▸ **Problem statement**: Your task is to extract every line from the material below exactly.

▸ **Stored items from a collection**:
——————

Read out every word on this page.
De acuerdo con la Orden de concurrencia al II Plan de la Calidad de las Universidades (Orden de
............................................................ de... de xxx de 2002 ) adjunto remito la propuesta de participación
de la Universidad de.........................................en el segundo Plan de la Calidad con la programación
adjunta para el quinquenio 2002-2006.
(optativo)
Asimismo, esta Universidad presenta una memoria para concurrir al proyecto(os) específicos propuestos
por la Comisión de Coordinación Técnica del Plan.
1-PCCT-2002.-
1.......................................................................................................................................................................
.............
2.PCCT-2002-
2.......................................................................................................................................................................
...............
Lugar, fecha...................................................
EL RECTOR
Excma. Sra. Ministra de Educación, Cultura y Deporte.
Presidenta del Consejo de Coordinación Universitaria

——————

▸ **Response to the task**:
Read out every word on this page.
De acuerdo con la Orden de concurrencia al II Plan de la Calidad de las Universidades (Orden de
............................................................ de... de xxx de 2002 ) adjunto remito la propuesta de participación
de la Universidad de.........................................en el segundo Plan de la Calidad con la programación
adjunta para el quinquenio 2002-2006.
(optativo)
Asimismo, esta Universidad presenta una memoria para concurrir al proyecto(os) específicos propuestos
por la Comisión de Coordinación Técnica del Plan.
1-PCCT-2002.-
1.......................................................................................................................................................................
.............
2.PCCT-2002-
2.......................................................................................................................................................................
...............
Lugar, fecha...................................................
EL RECTOR
Excma. Sra. Ministra de Educación, Cultura y Deporte.
Presidenta del Consejo de Coordinación Universitaria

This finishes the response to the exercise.